What to produce: Copy the listing lines without changes, from the line containing "url-text: .spock.replit.dev —" through the line containing "app-logo: Pro — [42, 484, 126, 568]", both included.

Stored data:

|---|

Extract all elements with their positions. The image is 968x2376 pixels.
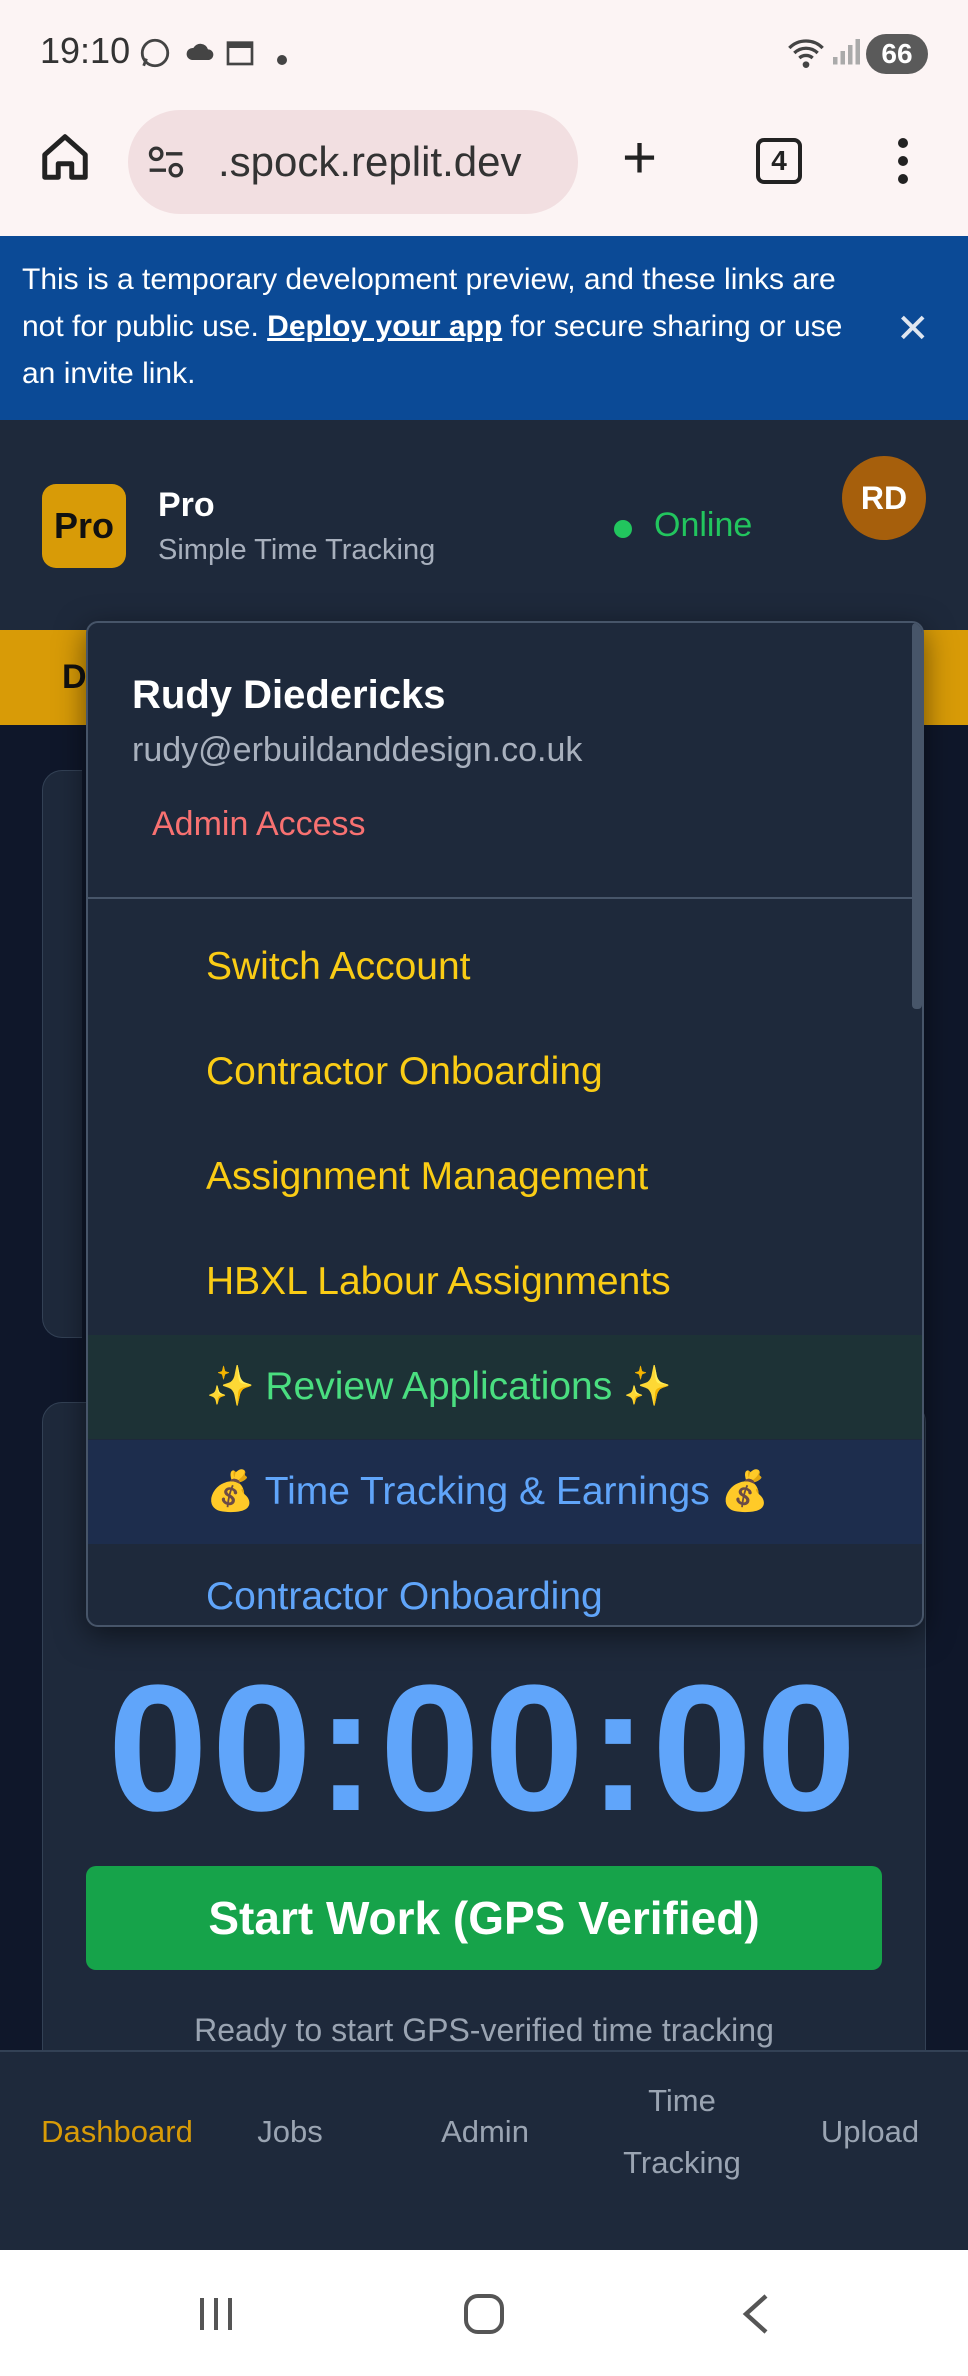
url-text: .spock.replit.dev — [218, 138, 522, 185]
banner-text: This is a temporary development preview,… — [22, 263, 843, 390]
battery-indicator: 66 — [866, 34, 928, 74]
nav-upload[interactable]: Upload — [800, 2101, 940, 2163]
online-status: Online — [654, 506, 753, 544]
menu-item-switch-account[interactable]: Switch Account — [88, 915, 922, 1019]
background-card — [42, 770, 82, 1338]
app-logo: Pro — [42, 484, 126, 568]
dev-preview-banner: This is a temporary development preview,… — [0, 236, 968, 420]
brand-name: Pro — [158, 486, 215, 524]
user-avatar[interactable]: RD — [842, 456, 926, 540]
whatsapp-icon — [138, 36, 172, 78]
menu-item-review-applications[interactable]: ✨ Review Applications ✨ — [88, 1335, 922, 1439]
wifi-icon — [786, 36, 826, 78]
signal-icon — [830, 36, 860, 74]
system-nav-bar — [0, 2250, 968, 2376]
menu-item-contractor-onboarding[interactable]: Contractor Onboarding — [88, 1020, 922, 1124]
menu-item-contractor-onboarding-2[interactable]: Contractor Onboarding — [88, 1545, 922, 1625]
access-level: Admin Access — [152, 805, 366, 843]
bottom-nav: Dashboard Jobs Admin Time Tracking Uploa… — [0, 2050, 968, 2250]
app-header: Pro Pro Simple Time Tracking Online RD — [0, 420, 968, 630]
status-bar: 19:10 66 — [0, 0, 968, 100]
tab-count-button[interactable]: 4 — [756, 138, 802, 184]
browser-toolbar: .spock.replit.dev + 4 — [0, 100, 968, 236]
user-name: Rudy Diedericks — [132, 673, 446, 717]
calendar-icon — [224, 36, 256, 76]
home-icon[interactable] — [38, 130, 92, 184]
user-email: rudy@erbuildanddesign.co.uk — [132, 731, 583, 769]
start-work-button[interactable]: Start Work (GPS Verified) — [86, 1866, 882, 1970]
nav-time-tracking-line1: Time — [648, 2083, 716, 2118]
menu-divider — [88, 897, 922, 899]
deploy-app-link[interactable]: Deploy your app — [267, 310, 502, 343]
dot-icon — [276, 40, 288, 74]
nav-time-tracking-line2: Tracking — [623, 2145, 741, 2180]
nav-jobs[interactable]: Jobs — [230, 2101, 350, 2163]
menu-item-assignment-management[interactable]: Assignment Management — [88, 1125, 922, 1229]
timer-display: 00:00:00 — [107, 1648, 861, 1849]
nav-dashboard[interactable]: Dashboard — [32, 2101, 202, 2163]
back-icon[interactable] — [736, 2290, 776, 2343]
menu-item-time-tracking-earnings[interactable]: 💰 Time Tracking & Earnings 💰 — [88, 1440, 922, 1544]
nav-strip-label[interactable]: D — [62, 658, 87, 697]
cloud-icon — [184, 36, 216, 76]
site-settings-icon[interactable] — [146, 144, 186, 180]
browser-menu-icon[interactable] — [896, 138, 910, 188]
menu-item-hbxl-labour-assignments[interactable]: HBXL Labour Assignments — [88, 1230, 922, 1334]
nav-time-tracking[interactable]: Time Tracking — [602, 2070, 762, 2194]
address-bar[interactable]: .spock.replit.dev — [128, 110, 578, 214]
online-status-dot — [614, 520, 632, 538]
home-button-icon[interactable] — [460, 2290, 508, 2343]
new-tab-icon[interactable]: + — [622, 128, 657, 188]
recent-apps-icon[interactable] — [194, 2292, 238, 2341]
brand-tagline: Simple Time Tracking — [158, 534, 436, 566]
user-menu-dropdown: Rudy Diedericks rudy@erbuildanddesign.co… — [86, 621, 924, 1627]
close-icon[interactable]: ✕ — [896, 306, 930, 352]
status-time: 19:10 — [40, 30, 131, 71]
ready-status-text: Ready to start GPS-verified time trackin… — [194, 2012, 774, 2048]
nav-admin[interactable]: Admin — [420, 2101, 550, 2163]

|---|

Finished exercise:
url-text: .spock.replit.dev — [218, 138, 522, 185]
banner-text: This is a temporary development preview,… — [22, 263, 843, 390]
battery-indicator: 66 — [866, 34, 928, 74]
nav-upload[interactable]: Upload — [800, 2101, 940, 2163]
online-status: Online — [654, 506, 753, 544]
menu-item-switch-account[interactable]: Switch Account — [88, 915, 922, 1019]
background-card — [42, 770, 82, 1338]
app-logo: Pro — [42, 484, 126, 568]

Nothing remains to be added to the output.